Reproduce the lines of the data from the one containing "label-outlet: 出料口 xyxy=(403,327,454,347)" up to and including the one containing "logo-line-1: ???????????? xyxy=(650,388,720,401)", each exactly as it appears.
[Given information start]
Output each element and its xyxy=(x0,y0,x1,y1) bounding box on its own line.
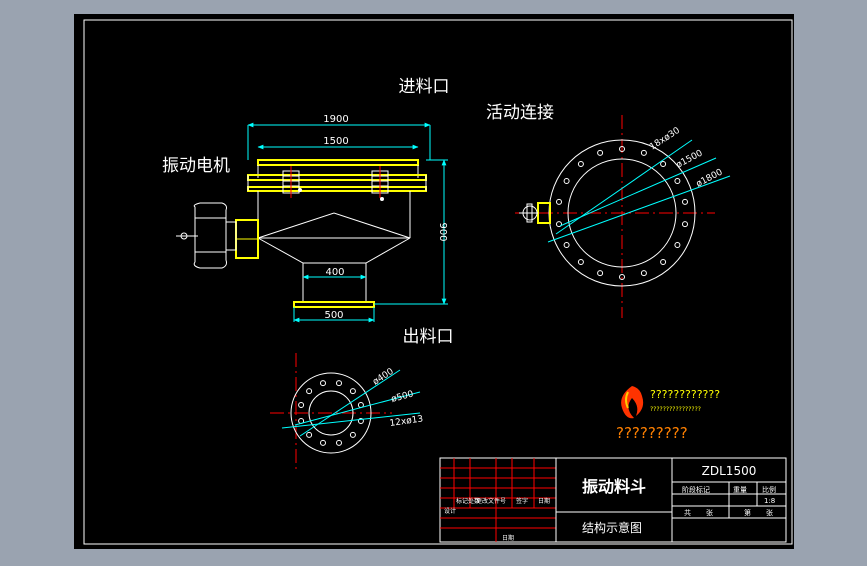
label-outlet: 出料口 xyxy=(403,327,454,347)
date-label: 日期 xyxy=(502,534,514,542)
label-flex-connection: 活动连接 xyxy=(486,103,554,123)
dim-top-inner: 1500 xyxy=(323,136,348,147)
dim-top-outer: 1900 xyxy=(323,114,348,125)
hdr-weight: 重量 xyxy=(733,486,747,494)
rev-label-doc: 更改文件号 xyxy=(476,497,506,505)
dim-outlet-inner: 400 xyxy=(325,267,344,278)
rev-label-date: 日期 xyxy=(538,497,550,505)
logo-line-1: ???????????? xyxy=(650,388,720,401)
rev-label-sign: 签字 xyxy=(516,497,528,505)
hdr-stage: 阶段标记 xyxy=(682,485,710,494)
design-label: 设计 xyxy=(444,507,456,515)
label-inlet: 进料口 xyxy=(399,77,450,97)
drawing-subtitle: 结构示意图 xyxy=(582,520,642,535)
sheet-unit-1: 张 xyxy=(706,508,713,517)
rev-label-mark: 标记 xyxy=(456,497,468,505)
sheet-of: 第 xyxy=(744,508,751,517)
label-vibration-motor: 振动电机 xyxy=(162,156,230,176)
drawing-sheet: 1900 1500 400 500 900 18xø30 ø1500 ø1800… xyxy=(74,14,794,549)
logo-line-3: ????????? xyxy=(616,424,688,442)
cad-viewport: 1900 1500 400 500 900 18xø30 ø1500 ø1800… xyxy=(0,0,867,562)
drawing-name: 振动料斗 xyxy=(582,477,646,496)
sheet-unit-2: 张 xyxy=(766,508,773,517)
dim-height: 900 xyxy=(437,222,448,241)
dim-outlet-flange: 500 xyxy=(324,310,343,321)
hdr-scale: 比例 xyxy=(762,485,776,494)
scale-value: 1:8 xyxy=(764,497,775,505)
logo-line-2: ???????????????? xyxy=(650,406,701,413)
drawing-number: ZDL1500 xyxy=(702,464,757,478)
sheet-total: 共 xyxy=(684,508,691,517)
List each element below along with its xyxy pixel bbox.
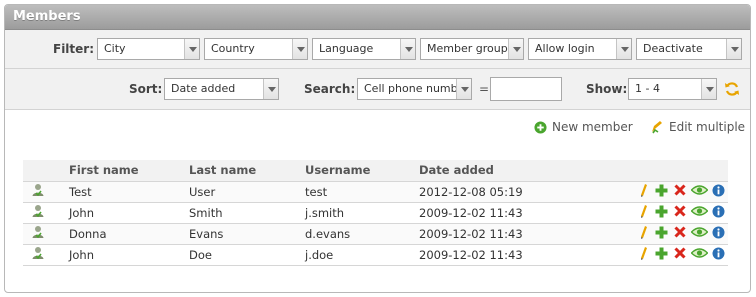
last-name-cell: Smith bbox=[189, 202, 305, 224]
filter-label: Filter: bbox=[53, 42, 95, 56]
filter-country-value: Country bbox=[211, 42, 255, 55]
username-cell: j.doe bbox=[305, 244, 419, 266]
column-header-first-name[interactable]: First name bbox=[69, 160, 189, 182]
edit-multiple-icon bbox=[652, 121, 662, 134]
username-cell: d.evans bbox=[305, 223, 419, 245]
edit-multiple-link[interactable]: Edit multiple bbox=[650, 120, 745, 134]
table-row[interactable]: John Doe j.doe 2009-12-02 11:43 bbox=[23, 244, 728, 266]
first-name-cell: John bbox=[69, 244, 189, 266]
date-added-cell: 2009-12-02 11:43 bbox=[419, 202, 619, 224]
table-row[interactable]: Donna Evans d.evans 2009-12-02 11:43 bbox=[23, 223, 728, 245]
new-member-label: New member bbox=[552, 120, 633, 134]
edit-multiple-label: Edit multiple bbox=[669, 120, 746, 134]
last-name-cell: User bbox=[189, 181, 305, 203]
add-plus-icon[interactable] bbox=[654, 183, 669, 198]
username-cell: test bbox=[305, 181, 419, 203]
delete-x-icon[interactable] bbox=[672, 225, 687, 240]
filter-deactivate-value: Deactivate bbox=[643, 42, 703, 55]
info-icon[interactable] bbox=[711, 204, 726, 219]
sort-search-bar: Sort: Date added Search: Cell phone numb… bbox=[5, 69, 750, 110]
search-field-value: Cell phone number bbox=[364, 82, 469, 95]
filter-city-select[interactable]: City bbox=[97, 38, 200, 60]
sort-select[interactable]: Date added bbox=[164, 78, 279, 100]
add-plus-icon[interactable] bbox=[654, 225, 669, 240]
column-header-icon bbox=[23, 160, 69, 182]
show-select[interactable]: 1 - 4 bbox=[628, 78, 717, 100]
table-row[interactable]: Test User test 2012-12-08 05:19 bbox=[23, 181, 728, 203]
sort-value: Date added bbox=[171, 82, 236, 95]
table-row[interactable]: John Smith j.smith 2009-12-02 11:43 bbox=[23, 202, 728, 224]
chevron-down-icon bbox=[263, 79, 278, 99]
user-icon bbox=[32, 184, 44, 197]
filter-language-value: Language bbox=[319, 42, 374, 55]
filter-allow-login-value: Allow login bbox=[535, 42, 595, 55]
column-header-username[interactable]: Username bbox=[305, 160, 419, 182]
filter-member-groups-select[interactable]: Member groups bbox=[420, 38, 524, 60]
chevron-down-icon bbox=[726, 39, 741, 59]
delete-x-icon[interactable] bbox=[672, 204, 687, 219]
show-value: 1 - 4 bbox=[635, 82, 660, 95]
view-eye-icon[interactable] bbox=[690, 225, 708, 240]
chevron-down-icon bbox=[400, 39, 415, 59]
info-icon[interactable] bbox=[711, 225, 726, 240]
chevron-down-icon bbox=[508, 39, 523, 59]
view-eye-icon[interactable] bbox=[690, 183, 708, 198]
user-icon bbox=[32, 226, 44, 239]
chevron-down-icon bbox=[701, 79, 716, 99]
chevron-down-icon bbox=[616, 39, 631, 59]
filter-language-select[interactable]: Language bbox=[312, 38, 416, 60]
edit-pencil-icon[interactable] bbox=[636, 246, 651, 261]
add-plus-icon[interactable] bbox=[654, 246, 669, 261]
search-operator: = bbox=[479, 82, 490, 96]
chevron-down-icon bbox=[456, 79, 471, 99]
show-label: Show: bbox=[586, 82, 628, 96]
view-eye-icon[interactable] bbox=[690, 246, 708, 261]
filter-country-select[interactable]: Country bbox=[204, 38, 308, 60]
panel-title: Members bbox=[5, 5, 750, 30]
date-added-cell: 2012-12-08 05:19 bbox=[419, 181, 619, 203]
info-icon[interactable] bbox=[711, 246, 726, 261]
sort-label: Sort: bbox=[129, 82, 163, 96]
user-icon bbox=[32, 205, 44, 218]
date-added-cell: 2009-12-02 11:43 bbox=[419, 244, 619, 266]
members-panel: Members Filter: City Country Language Me… bbox=[4, 4, 751, 293]
chevron-down-icon bbox=[184, 39, 199, 59]
filter-city-value: City bbox=[104, 42, 126, 55]
info-icon[interactable] bbox=[711, 183, 726, 198]
add-plus-icon[interactable] bbox=[654, 204, 669, 219]
view-eye-icon[interactable] bbox=[690, 204, 708, 219]
column-header-actions bbox=[619, 160, 728, 182]
first-name-cell: Test bbox=[69, 181, 189, 203]
last-name-cell: Evans bbox=[189, 223, 305, 245]
search-field-select[interactable]: Cell phone number bbox=[357, 78, 472, 100]
new-member-link[interactable]: New member bbox=[534, 120, 633, 134]
last-name-cell: Doe bbox=[189, 244, 305, 266]
add-circle-icon bbox=[534, 120, 547, 134]
refresh-icon[interactable] bbox=[724, 81, 740, 100]
search-input[interactable] bbox=[490, 77, 562, 101]
table-header-row: First name Last name Username Date added bbox=[23, 160, 728, 182]
filter-deactivate-select[interactable]: Deactivate bbox=[636, 38, 742, 60]
first-name-cell: Donna bbox=[69, 223, 189, 245]
column-header-last-name[interactable]: Last name bbox=[189, 160, 305, 182]
delete-x-icon[interactable] bbox=[672, 183, 687, 198]
column-header-date-added[interactable]: Date added bbox=[419, 160, 619, 182]
edit-pencil-icon[interactable] bbox=[636, 183, 651, 198]
edit-pencil-icon[interactable] bbox=[636, 225, 651, 240]
first-name-cell: John bbox=[69, 202, 189, 224]
delete-x-icon[interactable] bbox=[672, 246, 687, 261]
user-icon bbox=[32, 247, 44, 260]
filter-member-groups-value: Member groups bbox=[427, 42, 514, 55]
username-cell: j.smith bbox=[305, 202, 419, 224]
chevron-down-icon bbox=[292, 39, 307, 59]
date-added-cell: 2009-12-02 11:43 bbox=[419, 223, 619, 245]
members-table: First name Last name Username Date added… bbox=[23, 160, 728, 266]
edit-pencil-icon[interactable] bbox=[636, 204, 651, 219]
filter-allow-login-select[interactable]: Allow login bbox=[528, 38, 632, 60]
search-label: Search: bbox=[304, 82, 356, 96]
filter-bar: Filter: City Country Language Member gro… bbox=[5, 30, 750, 69]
[Given information end]
● **Correct answer**
label-outlet: 出料口 xyxy=(403,327,454,347)
date-label: 日期 xyxy=(502,534,514,542)
label-flex-connection: 活动连接 xyxy=(486,103,554,123)
dim-top-inner: 1500 xyxy=(323,136,348,147)
dim-top-outer: 1900 xyxy=(323,114,348,125)
hdr-weight: 重量 xyxy=(733,486,747,494)
rev-label-doc: 更改文件号 xyxy=(476,497,506,505)
dim-outlet-inner: 400 xyxy=(325,267,344,278)
rev-label-date: 日期 xyxy=(538,497,550,505)
logo-line-1: ???????????? xyxy=(650,388,720,401)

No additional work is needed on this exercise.